(Collected data)
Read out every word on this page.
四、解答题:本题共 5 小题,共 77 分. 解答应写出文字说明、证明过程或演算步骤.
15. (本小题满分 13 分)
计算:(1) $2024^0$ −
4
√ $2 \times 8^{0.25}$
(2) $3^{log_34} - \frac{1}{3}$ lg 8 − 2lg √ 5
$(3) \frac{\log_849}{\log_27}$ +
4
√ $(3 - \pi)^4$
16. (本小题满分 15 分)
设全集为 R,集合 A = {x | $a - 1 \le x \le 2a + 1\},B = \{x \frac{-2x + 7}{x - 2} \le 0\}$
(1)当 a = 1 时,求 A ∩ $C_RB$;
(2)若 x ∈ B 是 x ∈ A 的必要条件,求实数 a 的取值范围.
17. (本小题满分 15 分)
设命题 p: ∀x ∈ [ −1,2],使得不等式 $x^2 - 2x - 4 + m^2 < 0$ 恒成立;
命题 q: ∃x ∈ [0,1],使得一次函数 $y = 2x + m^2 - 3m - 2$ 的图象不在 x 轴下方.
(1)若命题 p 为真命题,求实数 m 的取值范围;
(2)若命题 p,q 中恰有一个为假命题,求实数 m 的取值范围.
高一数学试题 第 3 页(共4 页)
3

#### [TO BE DONE]
Pick out the lines above that hold the string "frac" and show them.

#### [RESPONSE TO THIS EXERCISE]
(2) $3^{log_34} - \frac{1}{3}$ lg 8 − 2lg √ 5
$(3) \frac{\log_849}{\log_27}$ +
设全集为 R,集合 A = {x | $a - 1 \le x \le 2a + 1\},B = \{x \frac{-2x + 7}{x - 2} \le 0\}$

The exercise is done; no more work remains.